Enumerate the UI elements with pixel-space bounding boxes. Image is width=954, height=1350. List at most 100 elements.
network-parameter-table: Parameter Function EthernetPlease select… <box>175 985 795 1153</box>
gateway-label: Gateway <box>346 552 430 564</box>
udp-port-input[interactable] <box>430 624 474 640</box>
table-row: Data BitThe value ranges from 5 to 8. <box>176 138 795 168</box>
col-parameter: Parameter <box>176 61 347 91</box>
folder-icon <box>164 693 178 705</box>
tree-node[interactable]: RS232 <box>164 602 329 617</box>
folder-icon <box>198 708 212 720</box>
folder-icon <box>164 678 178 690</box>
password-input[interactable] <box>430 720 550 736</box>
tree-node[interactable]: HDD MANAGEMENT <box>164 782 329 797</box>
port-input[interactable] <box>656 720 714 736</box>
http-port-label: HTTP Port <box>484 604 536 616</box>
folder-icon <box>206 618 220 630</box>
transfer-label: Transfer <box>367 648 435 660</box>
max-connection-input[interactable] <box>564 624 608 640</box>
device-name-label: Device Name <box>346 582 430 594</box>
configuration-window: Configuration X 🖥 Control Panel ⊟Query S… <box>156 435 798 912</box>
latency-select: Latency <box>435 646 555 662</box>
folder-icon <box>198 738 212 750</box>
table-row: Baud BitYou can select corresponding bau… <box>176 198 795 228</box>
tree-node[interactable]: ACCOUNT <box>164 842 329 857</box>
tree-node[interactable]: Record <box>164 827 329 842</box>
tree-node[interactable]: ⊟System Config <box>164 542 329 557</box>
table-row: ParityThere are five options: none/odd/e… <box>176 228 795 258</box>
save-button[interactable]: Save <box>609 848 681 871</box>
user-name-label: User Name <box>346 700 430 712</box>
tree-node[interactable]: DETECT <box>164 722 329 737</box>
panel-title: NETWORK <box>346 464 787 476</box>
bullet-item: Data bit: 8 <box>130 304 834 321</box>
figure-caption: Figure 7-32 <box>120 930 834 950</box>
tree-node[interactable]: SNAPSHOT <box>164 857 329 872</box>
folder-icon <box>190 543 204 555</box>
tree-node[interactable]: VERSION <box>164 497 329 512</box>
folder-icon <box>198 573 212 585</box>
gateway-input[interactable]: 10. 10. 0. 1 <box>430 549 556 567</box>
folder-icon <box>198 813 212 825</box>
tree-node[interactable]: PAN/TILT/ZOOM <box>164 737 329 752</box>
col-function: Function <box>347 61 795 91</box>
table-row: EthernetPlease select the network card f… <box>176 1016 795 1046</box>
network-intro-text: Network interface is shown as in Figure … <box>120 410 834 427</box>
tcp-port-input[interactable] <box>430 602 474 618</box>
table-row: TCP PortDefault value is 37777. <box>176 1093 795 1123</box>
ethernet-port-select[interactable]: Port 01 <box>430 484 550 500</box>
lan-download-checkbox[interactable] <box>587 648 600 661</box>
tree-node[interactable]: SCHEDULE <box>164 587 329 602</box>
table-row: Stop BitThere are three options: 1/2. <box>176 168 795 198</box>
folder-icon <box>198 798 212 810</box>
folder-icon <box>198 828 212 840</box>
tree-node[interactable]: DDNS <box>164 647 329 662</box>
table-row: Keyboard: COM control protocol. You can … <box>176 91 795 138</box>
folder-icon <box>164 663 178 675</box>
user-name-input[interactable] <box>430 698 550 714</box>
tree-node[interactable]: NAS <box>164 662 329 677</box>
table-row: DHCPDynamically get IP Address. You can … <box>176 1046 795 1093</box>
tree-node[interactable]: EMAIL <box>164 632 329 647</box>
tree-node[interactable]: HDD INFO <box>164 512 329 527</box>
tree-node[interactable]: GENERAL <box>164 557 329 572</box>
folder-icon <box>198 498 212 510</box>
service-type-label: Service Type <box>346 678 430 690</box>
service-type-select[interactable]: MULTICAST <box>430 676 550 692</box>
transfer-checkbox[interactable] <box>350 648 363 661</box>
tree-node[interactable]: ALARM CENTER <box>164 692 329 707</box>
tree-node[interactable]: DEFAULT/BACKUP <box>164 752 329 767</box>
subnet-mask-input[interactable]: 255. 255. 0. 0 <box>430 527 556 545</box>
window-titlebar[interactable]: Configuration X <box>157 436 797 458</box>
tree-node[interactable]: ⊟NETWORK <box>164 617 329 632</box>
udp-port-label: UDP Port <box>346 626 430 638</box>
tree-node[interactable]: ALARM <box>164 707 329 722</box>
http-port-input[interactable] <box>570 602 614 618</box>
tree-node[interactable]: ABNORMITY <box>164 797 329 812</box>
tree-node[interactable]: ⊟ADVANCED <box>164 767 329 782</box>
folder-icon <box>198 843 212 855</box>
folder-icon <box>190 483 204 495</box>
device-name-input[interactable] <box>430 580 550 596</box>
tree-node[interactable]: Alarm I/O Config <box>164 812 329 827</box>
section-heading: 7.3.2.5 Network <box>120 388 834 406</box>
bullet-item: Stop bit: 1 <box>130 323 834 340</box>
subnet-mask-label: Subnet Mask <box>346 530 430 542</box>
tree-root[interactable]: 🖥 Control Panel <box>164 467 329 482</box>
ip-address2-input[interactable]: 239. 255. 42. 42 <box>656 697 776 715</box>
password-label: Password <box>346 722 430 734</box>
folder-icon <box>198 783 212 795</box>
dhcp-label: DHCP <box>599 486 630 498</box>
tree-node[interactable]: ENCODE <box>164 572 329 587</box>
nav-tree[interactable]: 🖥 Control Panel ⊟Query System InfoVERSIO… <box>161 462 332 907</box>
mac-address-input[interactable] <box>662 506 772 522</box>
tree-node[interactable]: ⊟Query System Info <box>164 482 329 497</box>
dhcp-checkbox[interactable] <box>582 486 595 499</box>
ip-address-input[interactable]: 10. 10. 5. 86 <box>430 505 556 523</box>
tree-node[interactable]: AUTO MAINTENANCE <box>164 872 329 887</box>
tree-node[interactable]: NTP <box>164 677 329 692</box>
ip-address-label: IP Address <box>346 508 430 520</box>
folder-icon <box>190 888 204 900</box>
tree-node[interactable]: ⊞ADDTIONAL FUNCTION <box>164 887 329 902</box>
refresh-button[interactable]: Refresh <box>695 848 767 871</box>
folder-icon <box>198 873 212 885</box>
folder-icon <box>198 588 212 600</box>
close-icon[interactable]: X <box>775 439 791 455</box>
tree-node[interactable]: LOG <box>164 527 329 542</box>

- - - -

Copy out the data word for word, from its first line down to and including the line containing "col-parameter: Parameter <box>176".

▸ ANSWER IN FULL:
Enumerate the UI elements with pixel-space bounding boxes. Image is width=954, height=1350. List at most 100 elements.
network-parameter-table: Parameter Function EthernetPlease select… <box>175 985 795 1153</box>
gateway-label: Gateway <box>346 552 430 564</box>
udp-port-input[interactable] <box>430 624 474 640</box>
table-row: Data BitThe value ranges from 5 to 8. <box>176 138 795 168</box>
col-parameter: Parameter <box>176 61 347 91</box>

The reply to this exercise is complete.